Task details :: Images excluded, repeat each entry below exactly.
**** Dataset content ****
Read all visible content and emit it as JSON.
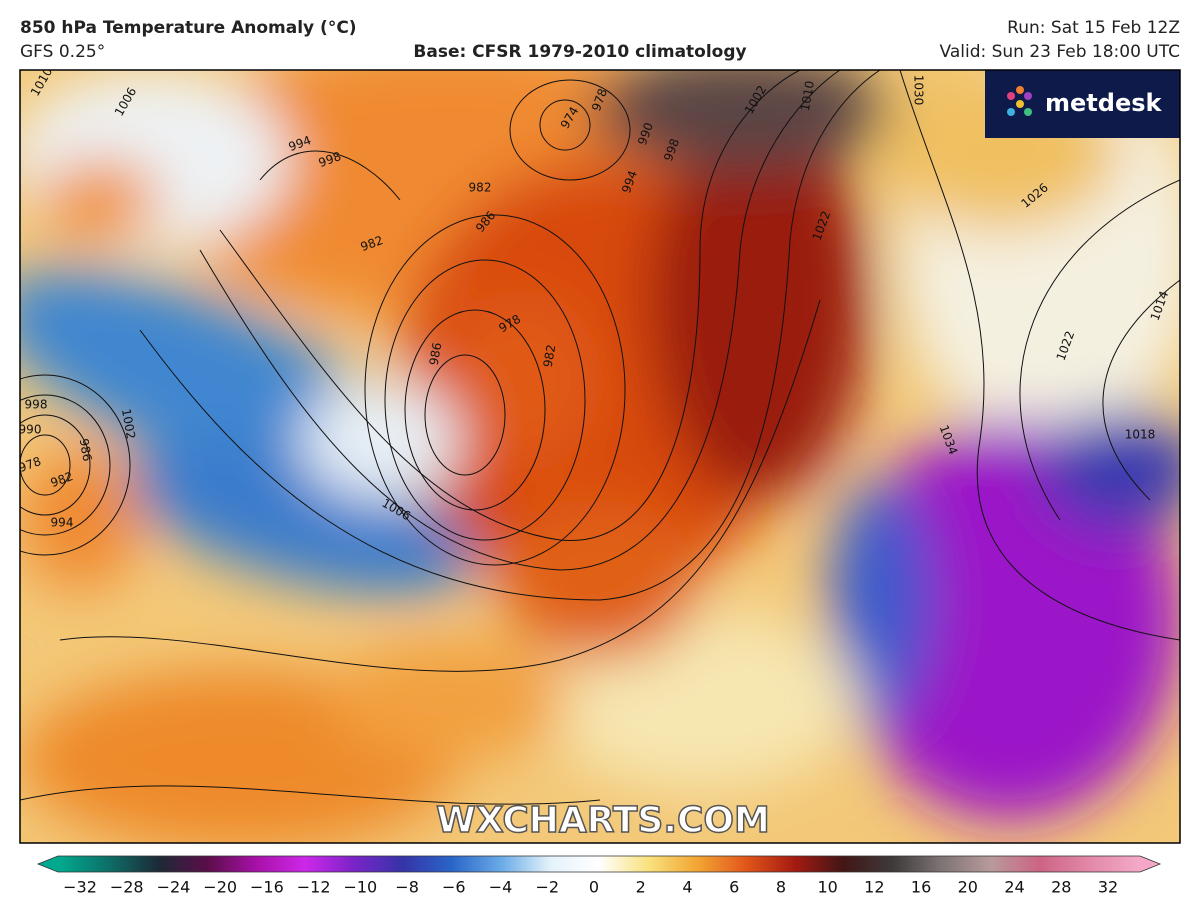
{
  "header": {
    "title": "850 hPa Temperature Anomaly (°C)",
    "model": "GFS 0.25°",
    "base": "Base: CFSR 1979-2010 climatology",
    "run": "Run: Sat 15 Feb 12Z",
    "valid": "Valid: Sun 23 Feb 18:00 UTC"
  },
  "map": {
    "logo": "metdesk",
    "watermark": "WXCHARTS.COM",
    "isobars": [
      "1010",
      "1006",
      "994",
      "998",
      "982",
      "986",
      "974",
      "978",
      "990",
      "998",
      "994",
      "982",
      "978",
      "982",
      "986",
      "1002",
      "1010",
      "1006",
      "1002",
      "998",
      "990",
      "986",
      "982",
      "978",
      "994",
      "1026",
      "1022",
      "1014",
      "1018",
      "1034",
      "1030",
      "1022"
    ]
  },
  "colorbar": {
    "ticks": [
      "−32",
      "−28",
      "−24",
      "−20",
      "−16",
      "−12",
      "−10",
      "−8",
      "−6",
      "−4",
      "−2",
      "0",
      "2",
      "4",
      "6",
      "8",
      "10",
      "12",
      "16",
      "20",
      "24",
      "28",
      "32"
    ]
  }
}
****
Result of this task ::
Read all visible content and emit it as JSON.
{
  "header": {
    "title": "850 hPa Temperature Anomaly (°C)",
    "model": "GFS 0.25°",
    "base": "Base: CFSR 1979-2010 climatology",
    "run": "Run: Sat 15 Feb 12Z",
    "valid": "Valid: Sun 23 Feb 18:00 UTC"
  },
  "map": {
    "logo": "metdesk",
    "watermark": "WXCHARTS.COM",
    "isobars": [
      "1010",
      "1006",
      "994",
      "998",
      "982",
      "986",
      "974",
      "978",
      "990",
      "998",
      "994",
      "982",
      "978",
      "982",
      "986",
      "1002",
      "1010",
      "1006",
      "1002",
      "998",
      "990",
      "986",
      "982",
      "978",
      "994",
      "1026",
      "1022",
      "1014",
      "1018",
      "1034",
      "1030",
      "1022"
    ]
  },
  "colorbar": {
    "ticks": [
      "−32",
      "−28",
      "−24",
      "−20",
      "−16",
      "−12",
      "−10",
      "−8",
      "−6",
      "−4",
      "−2",
      "0",
      "2",
      "4",
      "6",
      "8",
      "10",
      "12",
      "16",
      "20",
      "24",
      "28",
      "32"
    ]
  }
}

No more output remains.